**What to do**. Return each of the following rows unchanged, character for character and in the same order.
* * * * * * * * *
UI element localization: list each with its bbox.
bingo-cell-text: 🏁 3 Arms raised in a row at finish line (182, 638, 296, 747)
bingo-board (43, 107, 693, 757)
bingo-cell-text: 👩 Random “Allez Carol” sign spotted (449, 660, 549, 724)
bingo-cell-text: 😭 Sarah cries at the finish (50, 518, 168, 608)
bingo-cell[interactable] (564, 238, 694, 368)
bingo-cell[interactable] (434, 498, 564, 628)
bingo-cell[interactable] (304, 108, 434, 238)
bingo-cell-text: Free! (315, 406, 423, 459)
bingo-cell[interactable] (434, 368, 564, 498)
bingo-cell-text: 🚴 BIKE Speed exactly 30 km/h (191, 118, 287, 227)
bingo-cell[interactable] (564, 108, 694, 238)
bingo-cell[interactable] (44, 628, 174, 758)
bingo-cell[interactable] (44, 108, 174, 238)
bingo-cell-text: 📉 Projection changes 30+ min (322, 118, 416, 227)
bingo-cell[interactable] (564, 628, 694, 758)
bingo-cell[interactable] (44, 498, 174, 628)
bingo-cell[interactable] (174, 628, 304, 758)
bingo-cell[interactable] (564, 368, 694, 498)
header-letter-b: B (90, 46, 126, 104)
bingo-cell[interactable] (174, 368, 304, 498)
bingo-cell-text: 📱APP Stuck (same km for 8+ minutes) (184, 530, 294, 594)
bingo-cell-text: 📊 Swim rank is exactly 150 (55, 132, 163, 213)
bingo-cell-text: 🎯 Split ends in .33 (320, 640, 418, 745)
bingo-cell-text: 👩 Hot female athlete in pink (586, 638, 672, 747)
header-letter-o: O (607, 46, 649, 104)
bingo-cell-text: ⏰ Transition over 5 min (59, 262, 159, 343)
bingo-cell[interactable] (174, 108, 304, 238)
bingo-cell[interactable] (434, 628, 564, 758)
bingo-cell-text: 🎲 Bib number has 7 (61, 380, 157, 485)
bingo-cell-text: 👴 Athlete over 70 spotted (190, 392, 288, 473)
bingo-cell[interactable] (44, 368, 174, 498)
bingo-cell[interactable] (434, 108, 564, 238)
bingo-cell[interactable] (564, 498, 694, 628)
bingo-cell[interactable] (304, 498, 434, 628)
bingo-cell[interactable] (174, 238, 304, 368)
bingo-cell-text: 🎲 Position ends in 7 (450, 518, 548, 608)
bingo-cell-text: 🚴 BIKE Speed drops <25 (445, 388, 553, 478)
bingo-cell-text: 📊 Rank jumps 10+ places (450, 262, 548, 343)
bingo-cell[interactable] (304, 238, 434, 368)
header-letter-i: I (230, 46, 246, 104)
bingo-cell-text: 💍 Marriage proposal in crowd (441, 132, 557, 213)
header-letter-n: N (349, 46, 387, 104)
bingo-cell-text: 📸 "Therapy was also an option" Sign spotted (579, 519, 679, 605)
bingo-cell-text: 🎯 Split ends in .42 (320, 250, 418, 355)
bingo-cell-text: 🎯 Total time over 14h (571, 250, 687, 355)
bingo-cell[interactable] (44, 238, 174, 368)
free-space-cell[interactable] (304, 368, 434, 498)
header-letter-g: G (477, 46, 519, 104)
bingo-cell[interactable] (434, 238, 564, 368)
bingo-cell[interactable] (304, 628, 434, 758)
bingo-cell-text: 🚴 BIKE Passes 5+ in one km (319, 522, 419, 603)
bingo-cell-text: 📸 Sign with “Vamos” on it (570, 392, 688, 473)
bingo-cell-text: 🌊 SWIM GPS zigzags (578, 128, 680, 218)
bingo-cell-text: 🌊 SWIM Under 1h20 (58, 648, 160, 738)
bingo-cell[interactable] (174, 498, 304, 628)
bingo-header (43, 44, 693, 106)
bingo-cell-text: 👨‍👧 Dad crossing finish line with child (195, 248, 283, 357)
* * * * * * * * *
**The reply**.
UI element localization: list each with its bbox.
bingo-cell-text: 🏁 3 Arms raised in a row at finish line (182, 638, 296, 747)
bingo-board (43, 107, 693, 757)
bingo-cell-text: 👩 Random “Allez Carol” sign spotted (449, 660, 549, 724)
bingo-cell-text: 😭 Sarah cries at the finish (50, 518, 168, 608)
bingo-cell[interactable] (564, 238, 694, 368)
bingo-cell[interactable] (434, 498, 564, 628)
bingo-cell[interactable] (304, 108, 434, 238)
bingo-cell-text: Free! (315, 406, 423, 459)
bingo-cell[interactable] (434, 368, 564, 498)
bingo-cell-text: 🚴 BIKE Speed exactly 30 km/h (191, 118, 287, 227)
bingo-cell[interactable] (564, 108, 694, 238)
bingo-cell[interactable] (44, 628, 174, 758)
bingo-cell[interactable] (44, 108, 174, 238)
bingo-cell-text: 📉 Projection changes 30+ min (322, 118, 416, 227)
bingo-cell[interactable] (564, 628, 694, 758)
bingo-cell[interactable] (44, 498, 174, 628)
bingo-cell[interactable] (174, 628, 304, 758)
bingo-cell[interactable] (564, 368, 694, 498)
header-letter-b: B (90, 46, 126, 104)
bingo-cell[interactable] (174, 368, 304, 498)
bingo-cell-text: 📱APP Stuck (same km for 8+ minutes) (184, 530, 294, 594)
bingo-cell-text: 📊 Swim rank is exactly 150 (55, 132, 163, 213)
bingo-cell-text: 🎯 Split ends in .33 (320, 640, 418, 745)
bingo-cell-text: 👩 Hot female athlete in pink (586, 638, 672, 747)
header-letter-o: O (607, 46, 649, 104)
bingo-cell-text: ⏰ Transition over 5 min (59, 262, 159, 343)
bingo-cell[interactable] (174, 108, 304, 238)
bingo-cell[interactable] (434, 628, 564, 758)
bingo-cell-text: 🎲 Bib number has 7 (61, 380, 157, 485)
bingo-cell-text: 👴 Athlete over 70 spotted (190, 392, 288, 473)
bingo-cell[interactable] (44, 368, 174, 498)
bingo-cell[interactable] (434, 108, 564, 238)
bingo-cell[interactable] (564, 498, 694, 628)
bingo-cell[interactable] (304, 498, 434, 628)
bingo-cell[interactable] (174, 238, 304, 368)
bingo-cell-text: 🎲 Position ends in 7 (450, 518, 548, 608)
bingo-cell-text: 🚴 BIKE Speed drops <25 (445, 388, 553, 478)
bingo-cell-text: 📊 Rank jumps 10+ places (450, 262, 548, 343)
bingo-cell[interactable] (304, 238, 434, 368)
header-letter-i: I (230, 46, 246, 104)
bingo-cell-text: 💍 Marriage proposal in crowd (441, 132, 557, 213)
header-letter-n: N (349, 46, 387, 104)
bingo-cell-text: 📸 "Therapy was also an option" Sign spotted (579, 519, 679, 605)
bingo-cell-text: 🎯 Split ends in .42 (320, 250, 418, 355)
bingo-cell-text: 🎯 Total time over 14h (571, 250, 687, 355)
bingo-cell[interactable] (44, 238, 174, 368)
free-space-cell[interactable] (304, 368, 434, 498)
header-letter-g: G (477, 46, 519, 104)
bingo-cell[interactable] (434, 238, 564, 368)
bingo-cell[interactable] (304, 628, 434, 758)
bingo-cell-text: 🚴 BIKE Passes 5+ in one km (319, 522, 419, 603)
bingo-cell-text: 📸 Sign with “Vamos” on it (570, 392, 688, 473)
bingo-cell-text: 🌊 SWIM GPS zigzags (578, 128, 680, 218)
bingo-cell-text: 🌊 SWIM Under 1h20 (58, 648, 160, 738)
bingo-cell[interactable] (174, 498, 304, 628)
bingo-header (43, 44, 693, 106)
bingo-cell-text: 👨‍👧 Dad crossing finish line with child (195, 248, 283, 357)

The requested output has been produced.